[begin Records shown]

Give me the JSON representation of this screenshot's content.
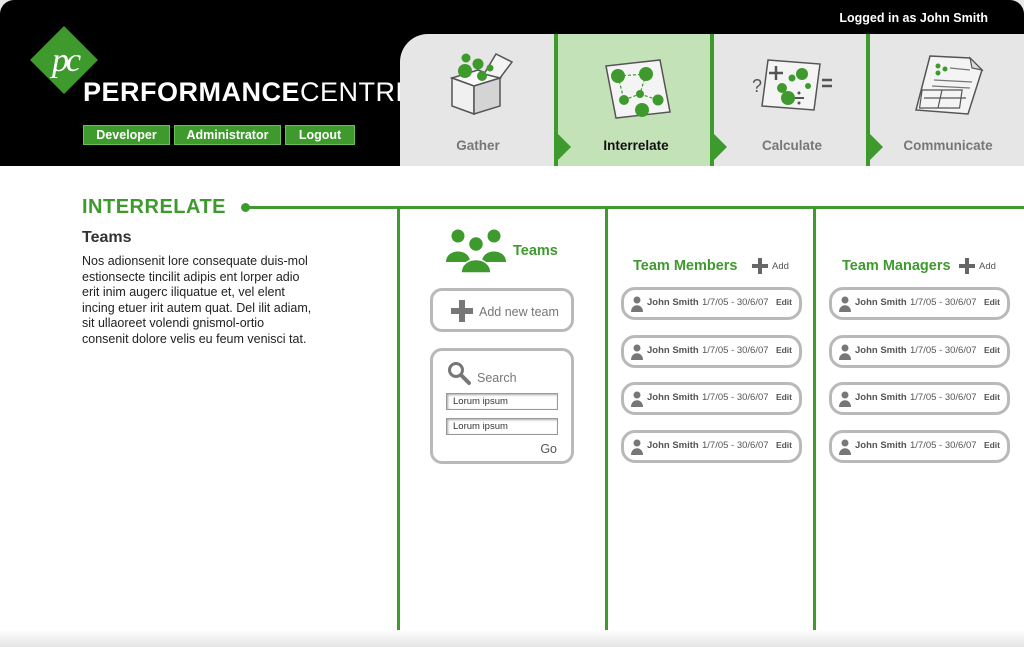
{
  "header": {
    "login_status": "Logged in as John Smith",
    "logo": {
      "mark": "pc",
      "brand_bold": "PERFORMANCE",
      "brand_light": "CENTRE"
    },
    "buttons": {
      "developer": "Developer",
      "administrator": "Administrator",
      "logout": "Logout"
    }
  },
  "tabs": [
    {
      "label": "Gather",
      "icon": "open-box-icon",
      "active": false
    },
    {
      "label": "Interrelate",
      "icon": "connected-nodes-map-icon",
      "active": true
    },
    {
      "label": "Calculate",
      "icon": "math-operations-icon",
      "active": false
    },
    {
      "label": "Communicate",
      "icon": "report-document-icon",
      "active": false
    }
  ],
  "main": {
    "section_title": "INTERRELATE",
    "intro": {
      "heading": "Teams",
      "text": "Nos adionsenit lore consequate duis-mol estionsecte tincilit adipis ent lorper adio erit inim augerc iliquatue et, vel elent incing etuer irit autem quat. Del ilit adiam, sit ullaoreet volendi gnismol-ortio consenit dolore velis eu feum venisci tat."
    },
    "teams": {
      "label": "Teams",
      "add_new": "Add new team",
      "search_label": "Search",
      "field1": "Lorum ipsum",
      "field2": "Lorum ipsum",
      "go": "Go"
    },
    "team_members": {
      "heading": "Team Members",
      "add": "Add",
      "rows": [
        {
          "name": "John Smith",
          "dates": "1/7/05 - 30/6/07",
          "edit": "Edit"
        },
        {
          "name": "John Smith",
          "dates": "1/7/05 - 30/6/07",
          "edit": "Edit"
        },
        {
          "name": "John Smith",
          "dates": "1/7/05 - 30/6/07",
          "edit": "Edit"
        },
        {
          "name": "John Smith",
          "dates": "1/7/05 - 30/6/07",
          "edit": "Edit"
        }
      ]
    },
    "team_managers": {
      "heading": "Team Managers",
      "add": "Add",
      "rows": [
        {
          "name": "John Smith",
          "dates": "1/7/05 - 30/6/07",
          "edit": "Edit"
        },
        {
          "name": "John Smith",
          "dates": "1/7/05 - 30/6/07",
          "edit": "Edit"
        },
        {
          "name": "John Smith",
          "dates": "1/7/05 - 30/6/07",
          "edit": "Edit"
        },
        {
          "name": "John Smith",
          "dates": "1/7/05 - 30/6/07",
          "edit": "Edit"
        }
      ]
    }
  },
  "colors": {
    "accent": "#3f9a2e",
    "active_tab": "#c4e2b8",
    "tab_bg": "#e6e6e6",
    "border": "#b9b9b9"
  }
}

[end Records shown]

Directions for this task ->
Extract lines where the string "ipsum" occurs.

Answer to the task ->
      "field1": "Lorum ipsum",
      "field2": "Lorum ipsum",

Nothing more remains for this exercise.